---------- Provided data

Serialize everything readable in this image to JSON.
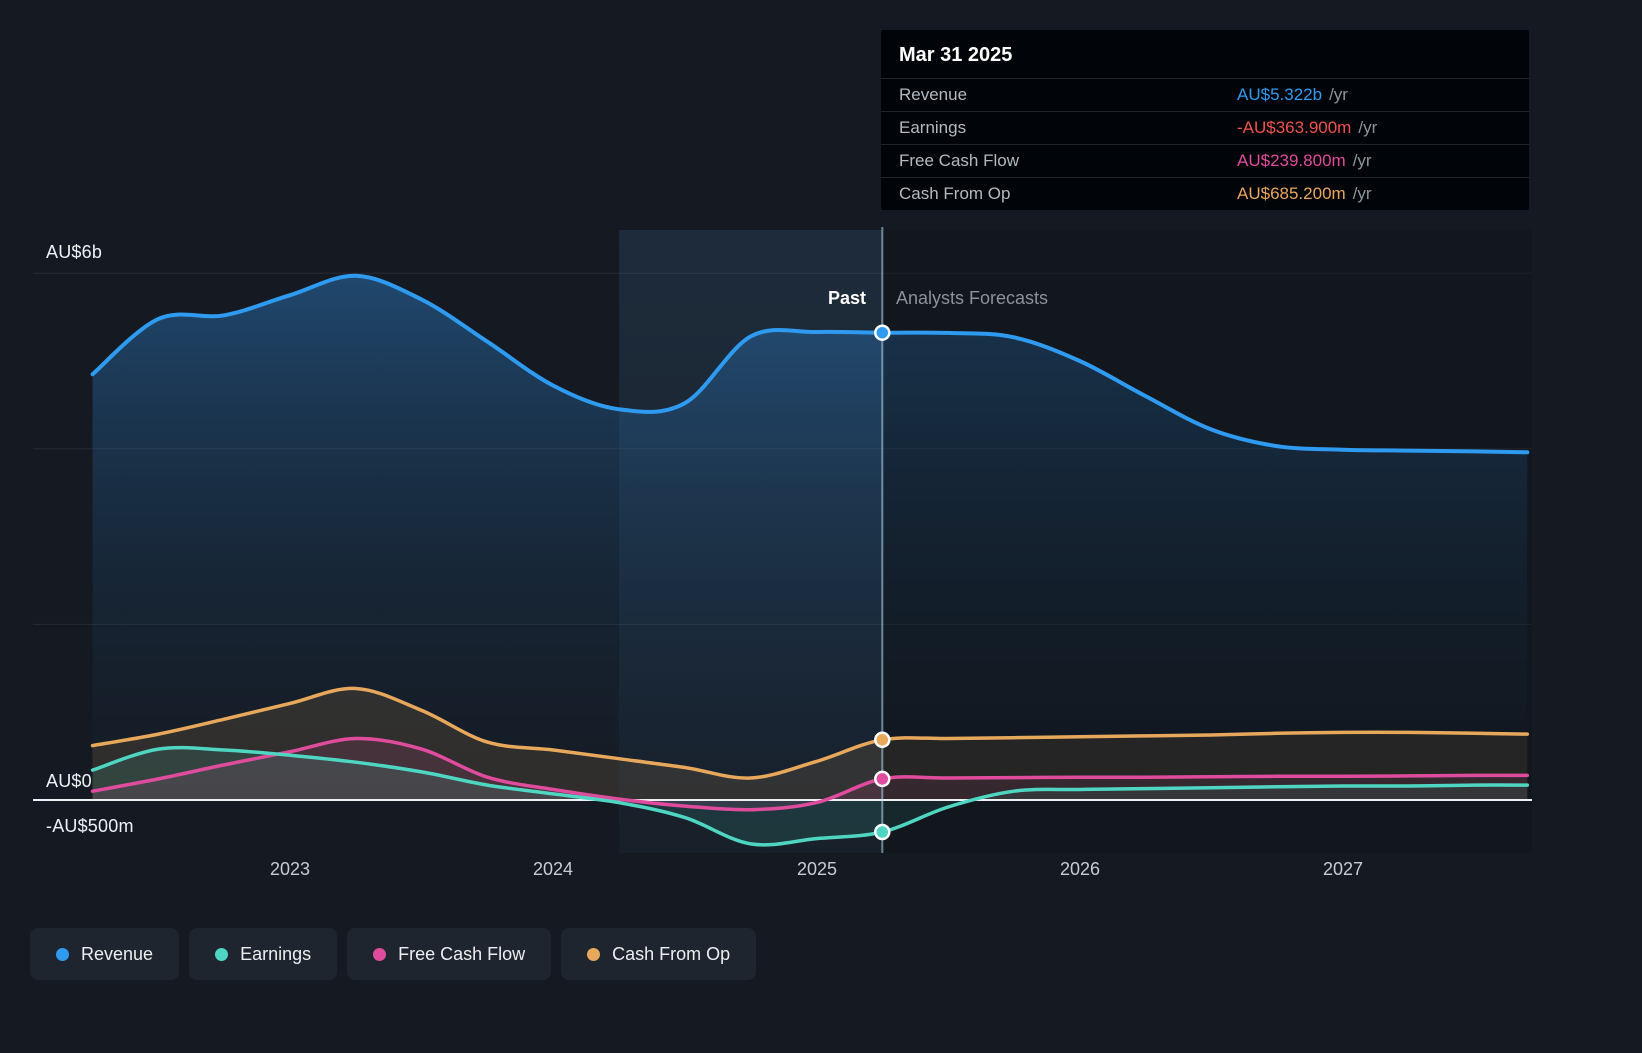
{
  "tooltip": {
    "title": "Mar 31 2025",
    "rows": [
      {
        "label": "Revenue",
        "value": "AU$5.322b",
        "unit": "/yr",
        "color": "#2e9bf0"
      },
      {
        "label": "Earnings",
        "value": "-AU$363.900m",
        "unit": "/yr",
        "color": "#f0524c"
      },
      {
        "label": "Free Cash Flow",
        "value": "AU$239.800m",
        "unit": "/yr",
        "color": "#e04c9d"
      },
      {
        "label": "Cash From Op",
        "value": "AU$685.200m",
        "unit": "/yr",
        "color": "#e8a85c"
      }
    ]
  },
  "labels": {
    "past": "Past",
    "forecast": "Analysts Forecasts"
  },
  "axis": {
    "y": [
      "AU$6b",
      "AU$0",
      "-AU$500m"
    ],
    "x": [
      "2023",
      "2024",
      "2025",
      "2026",
      "2027"
    ]
  },
  "legend": [
    {
      "label": "Revenue",
      "color": "#2e9bf0"
    },
    {
      "label": "Earnings",
      "color": "#4fd6c2"
    },
    {
      "label": "Free Cash Flow",
      "color": "#e04c9d"
    },
    {
      "label": "Cash From Op",
      "color": "#e8a85c"
    }
  ],
  "chart_data": {
    "type": "area",
    "title": "Past results and analysts forecasts: Revenue, Earnings, Free Cash Flow, Cash From Op",
    "units": "AU$ billions",
    "x_unit": "year",
    "x": [
      2022.25,
      2022.5,
      2022.75,
      2023.0,
      2023.25,
      2023.5,
      2023.75,
      2024.0,
      2024.25,
      2024.5,
      2024.75,
      2025.0,
      2025.25,
      2025.5,
      2025.75,
      2026.0,
      2026.25,
      2026.5,
      2026.75,
      2027.0,
      2027.25,
      2027.5,
      2027.7
    ],
    "series": [
      {
        "name": "Revenue",
        "color": "#2e9bf0",
        "values": [
          4.85,
          5.48,
          5.52,
          5.75,
          5.97,
          5.7,
          5.22,
          4.72,
          4.45,
          4.52,
          5.28,
          5.33,
          5.322,
          5.32,
          5.27,
          5.0,
          4.6,
          4.22,
          4.03,
          3.99,
          3.98,
          3.97,
          3.96
        ]
      },
      {
        "name": "Earnings",
        "color": "#4fd6c2",
        "values": [
          0.34,
          0.58,
          0.57,
          0.51,
          0.43,
          0.32,
          0.17,
          0.07,
          -0.03,
          -0.2,
          -0.5,
          -0.44,
          -0.3639,
          -0.08,
          0.1,
          0.12,
          0.13,
          0.14,
          0.15,
          0.16,
          0.16,
          0.17,
          0.17
        ]
      },
      {
        "name": "Free Cash Flow",
        "color": "#e04c9d",
        "values": [
          0.1,
          0.24,
          0.4,
          0.55,
          0.7,
          0.58,
          0.26,
          0.12,
          0.01,
          -0.07,
          -0.11,
          -0.03,
          0.2398,
          0.25,
          0.255,
          0.26,
          0.26,
          0.265,
          0.27,
          0.27,
          0.275,
          0.28,
          0.28
        ]
      },
      {
        "name": "Cash From Op",
        "color": "#e8a85c",
        "values": [
          0.62,
          0.75,
          0.92,
          1.1,
          1.27,
          1.02,
          0.66,
          0.57,
          0.47,
          0.37,
          0.25,
          0.44,
          0.6852,
          0.7,
          0.71,
          0.72,
          0.73,
          0.74,
          0.76,
          0.77,
          0.77,
          0.76,
          0.75
        ]
      }
    ],
    "y_gridlines_b": [
      6,
      4,
      2
    ],
    "y_tick_labels": [
      "AU$6b",
      "AU$0",
      "-AU$500m"
    ],
    "x_tick_labels": [
      "2023",
      "2024",
      "2025",
      "2026",
      "2027"
    ],
    "ylim": [
      -0.6,
      6.5
    ],
    "grid": true,
    "legend_position": "bottom-left",
    "divider_x": 2025.25,
    "highlight_band": [
      2024.25,
      2025.25
    ],
    "marker_x": 2025.25,
    "marker_values": {
      "revenue_b": 5.322,
      "earnings_b": -0.3639,
      "free_cash_flow_b": 0.2398,
      "cash_from_op_b": 0.6852
    }
  }
}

--------------------

Gather and copy every line of the data in which the string "name" is found.

§ **Task response**:
        "name": "Revenue",
        "name": "Earnings",
        "name": "Free Cash Flow",
        "name": "Cash From Op",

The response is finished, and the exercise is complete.